==== Record set

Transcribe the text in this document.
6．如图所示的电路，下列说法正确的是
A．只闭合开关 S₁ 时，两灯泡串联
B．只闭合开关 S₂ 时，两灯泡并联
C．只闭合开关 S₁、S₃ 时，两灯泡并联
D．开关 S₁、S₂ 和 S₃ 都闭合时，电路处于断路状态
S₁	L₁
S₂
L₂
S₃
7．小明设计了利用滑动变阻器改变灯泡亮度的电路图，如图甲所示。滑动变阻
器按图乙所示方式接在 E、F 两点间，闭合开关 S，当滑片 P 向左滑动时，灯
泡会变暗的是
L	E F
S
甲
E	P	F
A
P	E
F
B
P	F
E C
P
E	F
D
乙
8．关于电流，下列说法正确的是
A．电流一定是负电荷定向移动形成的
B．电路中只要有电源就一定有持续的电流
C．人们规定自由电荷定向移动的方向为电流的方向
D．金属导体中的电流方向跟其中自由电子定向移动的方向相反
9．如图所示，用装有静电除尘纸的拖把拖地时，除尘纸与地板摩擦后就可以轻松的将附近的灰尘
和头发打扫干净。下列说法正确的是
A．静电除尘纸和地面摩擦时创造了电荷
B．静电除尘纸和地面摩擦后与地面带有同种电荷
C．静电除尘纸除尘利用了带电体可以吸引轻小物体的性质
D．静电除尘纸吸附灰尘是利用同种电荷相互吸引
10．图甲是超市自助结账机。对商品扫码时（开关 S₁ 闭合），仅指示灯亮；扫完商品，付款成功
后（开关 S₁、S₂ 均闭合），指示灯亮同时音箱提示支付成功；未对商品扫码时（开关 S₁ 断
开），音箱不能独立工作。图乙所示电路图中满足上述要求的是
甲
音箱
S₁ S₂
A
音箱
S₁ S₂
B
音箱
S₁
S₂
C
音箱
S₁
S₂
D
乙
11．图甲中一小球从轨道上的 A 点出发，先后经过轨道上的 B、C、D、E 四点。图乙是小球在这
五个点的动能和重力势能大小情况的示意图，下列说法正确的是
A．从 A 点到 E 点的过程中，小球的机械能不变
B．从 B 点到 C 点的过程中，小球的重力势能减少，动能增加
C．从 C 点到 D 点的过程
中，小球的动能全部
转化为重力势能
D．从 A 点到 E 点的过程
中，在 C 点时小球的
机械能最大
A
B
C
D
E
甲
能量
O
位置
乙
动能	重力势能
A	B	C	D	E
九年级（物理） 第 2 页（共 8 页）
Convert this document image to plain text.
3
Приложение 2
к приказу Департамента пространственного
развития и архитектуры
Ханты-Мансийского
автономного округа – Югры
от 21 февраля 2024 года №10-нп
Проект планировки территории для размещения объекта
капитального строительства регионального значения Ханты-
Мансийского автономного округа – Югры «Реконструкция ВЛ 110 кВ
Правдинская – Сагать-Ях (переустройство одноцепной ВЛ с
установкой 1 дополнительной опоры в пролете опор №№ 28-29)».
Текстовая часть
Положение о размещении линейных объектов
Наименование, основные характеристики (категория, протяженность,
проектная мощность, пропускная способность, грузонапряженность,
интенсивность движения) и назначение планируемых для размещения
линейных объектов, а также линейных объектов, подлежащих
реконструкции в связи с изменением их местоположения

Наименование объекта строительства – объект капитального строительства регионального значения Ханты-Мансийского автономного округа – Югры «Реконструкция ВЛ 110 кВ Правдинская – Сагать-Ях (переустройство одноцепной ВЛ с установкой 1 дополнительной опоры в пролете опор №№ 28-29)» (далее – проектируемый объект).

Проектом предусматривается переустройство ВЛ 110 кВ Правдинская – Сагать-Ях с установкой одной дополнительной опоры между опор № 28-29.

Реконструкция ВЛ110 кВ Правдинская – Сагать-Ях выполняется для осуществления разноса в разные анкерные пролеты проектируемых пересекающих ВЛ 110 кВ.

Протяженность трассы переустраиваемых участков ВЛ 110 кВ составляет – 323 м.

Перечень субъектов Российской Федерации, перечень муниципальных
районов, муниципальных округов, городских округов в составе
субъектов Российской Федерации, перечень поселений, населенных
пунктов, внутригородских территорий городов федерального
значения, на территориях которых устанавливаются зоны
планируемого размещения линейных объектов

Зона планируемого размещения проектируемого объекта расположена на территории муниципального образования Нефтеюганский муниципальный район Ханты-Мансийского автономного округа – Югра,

========

**Goal**. Print out every entry, keeping each one exact.

**Result of this task**.
Transcribe the text in this document.
6．如图所示的电路，下列说法正确的是
A．只闭合开关 S₁ 时，两灯泡串联
B．只闭合开关 S₂ 时，两灯泡并联
C．只闭合开关 S₁、S₃ 时，两灯泡并联
D．开关 S₁、S₂ 和 S₃ 都闭合时，电路处于断路状态
S₁	L₁
S₂
L₂
S₃
7．小明设计了利用滑动变阻器改变灯泡亮度的电路图，如图甲所示。滑动变阻
器按图乙所示方式接在 E、F 两点间，闭合开关 S，当滑片 P 向左滑动时，灯
泡会变暗的是
L	E F
S
甲
E	P	F
A
P	E
F
B
P	F
E C
P
E	F
D
乙
8．关于电流，下列说法正确的是
A．电流一定是负电荷定向移动形成的
B．电路中只要有电源就一定有持续的电流
C．人们规定自由电荷定向移动的方向为电流的方向
D．金属导体中的电流方向跟其中自由电子定向移动的方向相反
9．如图所示，用装有静电除尘纸的拖把拖地时，除尘纸与地板摩擦后就可以轻松的将附近的灰尘
和头发打扫干净。下列说法正确的是
A．静电除尘纸和地面摩擦时创造了电荷
B．静电除尘纸和地面摩擦后与地面带有同种电荷
C．静电除尘纸除尘利用了带电体可以吸引轻小物体的性质
D．静电除尘纸吸附灰尘是利用同种电荷相互吸引
10．图甲是超市自助结账机。对商品扫码时（开关 S₁ 闭合），仅指示灯亮；扫完商品，付款成功
后（开关 S₁、S₂ 均闭合），指示灯亮同时音箱提示支付成功；未对商品扫码时（开关 S₁ 断
开），音箱不能独立工作。图乙所示电路图中满足上述要求的是
甲
音箱
S₁ S₂
A
音箱
S₁ S₂
B
音箱
S₁
S₂
C
音箱
S₁
S₂
D
乙
11．图甲中一小球从轨道上的 A 点出发，先后经过轨道上的 B、C、D、E 四点。图乙是小球在这
五个点的动能和重力势能大小情况的示意图，下列说法正确的是
A．从 A 点到 E 点的过程中，小球的机械能不变
B．从 B 点到 C 点的过程中，小球的重力势能减少，动能增加
C．从 C 点到 D 点的过程
中，小球的动能全部
转化为重力势能
D．从 A 点到 E 点的过程
中，在 C 点时小球的
机械能最大
A
B
C
D
E
甲
能量
O
位置
乙
动能	重力势能
A	B	C	D	E
九年级（物理） 第 2 页（共 8 页）
Convert this document image to plain text.
3
Приложение 2
к приказу Департамента пространственного
развития и архитектуры
Ханты-Мансийского
автономного округа – Югры
от 21 февраля 2024 года №10-нп
Проект планировки территории для размещения объекта
капитального строительства регионального значения Ханты-
Мансийского автономного округа – Югры «Реконструкция ВЛ 110 кВ
Правдинская – Сагать-Ях (переустройство одноцепной ВЛ с
установкой 1 дополнительной опоры в пролете опор №№ 28-29)».
Текстовая часть
Положение о размещении линейных объектов
Наименование, основные характеристики (категория, протяженность,
проектная мощность, пропускная способность, грузонапряженность,
интенсивность движения) и назначение планируемых для размещения
линейных объектов, а также линейных объектов, подлежащих
реконструкции в связи с изменением их местоположения

Наименование объекта строительства – объект капитального строительства регионального значения Ханты-Мансийского автономного округа – Югры «Реконструкция ВЛ 110 кВ Правдинская – Сагать-Ях (переустройство одноцепной ВЛ с установкой 1 дополнительной опоры в пролете опор №№ 28-29)» (далее – проектируемый объект).

Проектом предусматривается переустройство ВЛ 110 кВ Правдинская – Сагать-Ях с установкой одной дополнительной опоры между опор № 28-29.

Реконструкция ВЛ110 кВ Правдинская – Сагать-Ях выполняется для осуществления разноса в разные анкерные пролеты проектируемых пересекающих ВЛ 110 кВ.

Протяженность трассы переустраиваемых участков ВЛ 110 кВ составляет – 323 м.

Перечень субъектов Российской Федерации, перечень муниципальных
районов, муниципальных округов, городских округов в составе
субъектов Российской Федерации, перечень поселений, населенных
пунктов, внутригородских территорий городов федерального
значения, на территориях которых устанавливаются зоны
планируемого размещения линейных объектов

Зона планируемого размещения проектируемого объекта расположена на территории муниципального образования Нефтеюганский муниципальный район Ханты-Мансийского автономного округа – Югра,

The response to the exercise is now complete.